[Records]
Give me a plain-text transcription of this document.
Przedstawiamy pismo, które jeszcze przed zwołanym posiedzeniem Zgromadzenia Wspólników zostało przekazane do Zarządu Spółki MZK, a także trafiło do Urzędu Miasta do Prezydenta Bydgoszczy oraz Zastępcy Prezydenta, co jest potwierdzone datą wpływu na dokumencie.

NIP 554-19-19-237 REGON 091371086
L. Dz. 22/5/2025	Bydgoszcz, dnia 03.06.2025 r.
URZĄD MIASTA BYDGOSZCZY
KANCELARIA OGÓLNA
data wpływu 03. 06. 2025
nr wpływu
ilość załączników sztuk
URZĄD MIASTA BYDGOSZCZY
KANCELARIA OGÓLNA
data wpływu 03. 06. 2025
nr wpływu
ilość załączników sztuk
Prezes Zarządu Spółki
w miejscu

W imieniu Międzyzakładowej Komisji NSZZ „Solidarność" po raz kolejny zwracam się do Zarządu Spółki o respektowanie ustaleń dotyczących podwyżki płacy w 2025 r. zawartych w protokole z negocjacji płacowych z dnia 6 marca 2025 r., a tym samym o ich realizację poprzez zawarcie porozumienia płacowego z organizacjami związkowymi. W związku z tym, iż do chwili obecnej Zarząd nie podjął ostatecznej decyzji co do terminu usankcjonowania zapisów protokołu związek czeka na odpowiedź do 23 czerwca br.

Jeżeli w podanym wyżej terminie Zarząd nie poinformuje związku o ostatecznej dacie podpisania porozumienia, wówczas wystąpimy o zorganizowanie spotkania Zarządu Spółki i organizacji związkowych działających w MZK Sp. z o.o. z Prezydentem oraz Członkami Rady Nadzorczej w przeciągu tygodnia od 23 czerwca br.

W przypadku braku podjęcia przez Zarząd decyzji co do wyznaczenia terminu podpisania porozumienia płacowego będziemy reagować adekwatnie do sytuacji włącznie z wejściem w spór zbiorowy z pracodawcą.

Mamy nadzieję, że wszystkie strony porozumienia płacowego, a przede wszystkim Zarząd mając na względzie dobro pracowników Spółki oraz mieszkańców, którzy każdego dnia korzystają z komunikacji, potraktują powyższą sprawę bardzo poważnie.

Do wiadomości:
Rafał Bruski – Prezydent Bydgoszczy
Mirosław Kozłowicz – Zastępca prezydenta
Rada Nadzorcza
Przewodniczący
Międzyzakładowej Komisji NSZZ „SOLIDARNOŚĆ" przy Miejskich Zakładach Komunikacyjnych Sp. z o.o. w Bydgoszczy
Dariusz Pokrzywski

■ AIM: Extract every record and return it verbatim.

■ SOLUTION TO THIS TASK:
Give me a plain-text transcription of this document.
Przedstawiamy pismo, które jeszcze przed zwołanym posiedzeniem Zgromadzenia Wspólników zostało przekazane do Zarządu Spółki MZK, a także trafiło do Urzędu Miasta do Prezydenta Bydgoszczy oraz Zastępcy Prezydenta, co jest potwierdzone datą wpływu na dokumencie.

NIP 554-19-19-237 REGON 091371086
L. Dz. 22/5/2025	Bydgoszcz, dnia 03.06.2025 r.
URZĄD MIASTA BYDGOSZCZY
KANCELARIA OGÓLNA
data wpływu 03. 06. 2025
nr wpływu
ilość załączników sztuk
URZĄD MIASTA BYDGOSZCZY
KANCELARIA OGÓLNA
data wpływu 03. 06. 2025
nr wpływu
ilość załączników sztuk
Prezes Zarządu Spółki
w miejscu

W imieniu Międzyzakładowej Komisji NSZZ „Solidarność" po raz kolejny zwracam się do Zarządu Spółki o respektowanie ustaleń dotyczących podwyżki płacy w 2025 r. zawartych w protokole z negocjacji płacowych z dnia 6 marca 2025 r., a tym samym o ich realizację poprzez zawarcie porozumienia płacowego z organizacjami związkowymi. W związku z tym, iż do chwili obecnej Zarząd nie podjął ostatecznej decyzji co do terminu usankcjonowania zapisów protokołu związek czeka na odpowiedź do 23 czerwca br.

Jeżeli w podanym wyżej terminie Zarząd nie poinformuje związku o ostatecznej dacie podpisania porozumienia, wówczas wystąpimy o zorganizowanie spotkania Zarządu Spółki i organizacji związkowych działających w MZK Sp. z o.o. z Prezydentem oraz Członkami Rady Nadzorczej w przeciągu tygodnia od 23 czerwca br.

W przypadku braku podjęcia przez Zarząd decyzji co do wyznaczenia terminu podpisania porozumienia płacowego będziemy reagować adekwatnie do sytuacji włącznie z wejściem w spór zbiorowy z pracodawcą.

Mamy nadzieję, że wszystkie strony porozumienia płacowego, a przede wszystkim Zarząd mając na względzie dobro pracowników Spółki oraz mieszkańców, którzy każdego dnia korzystają z komunikacji, potraktują powyższą sprawę bardzo poważnie.

Do wiadomości:
Rafał Bruski – Prezydent Bydgoszczy
Mirosław Kozłowicz – Zastępca prezydenta
Rada Nadzorcza
Przewodniczący
Międzyzakładowej Komisji NSZZ „SOLIDARNOŚĆ" przy Miejskich Zakładach Komunikacyjnych Sp. z o.o. w Bydgoszczy
Dariusz Pokrzywski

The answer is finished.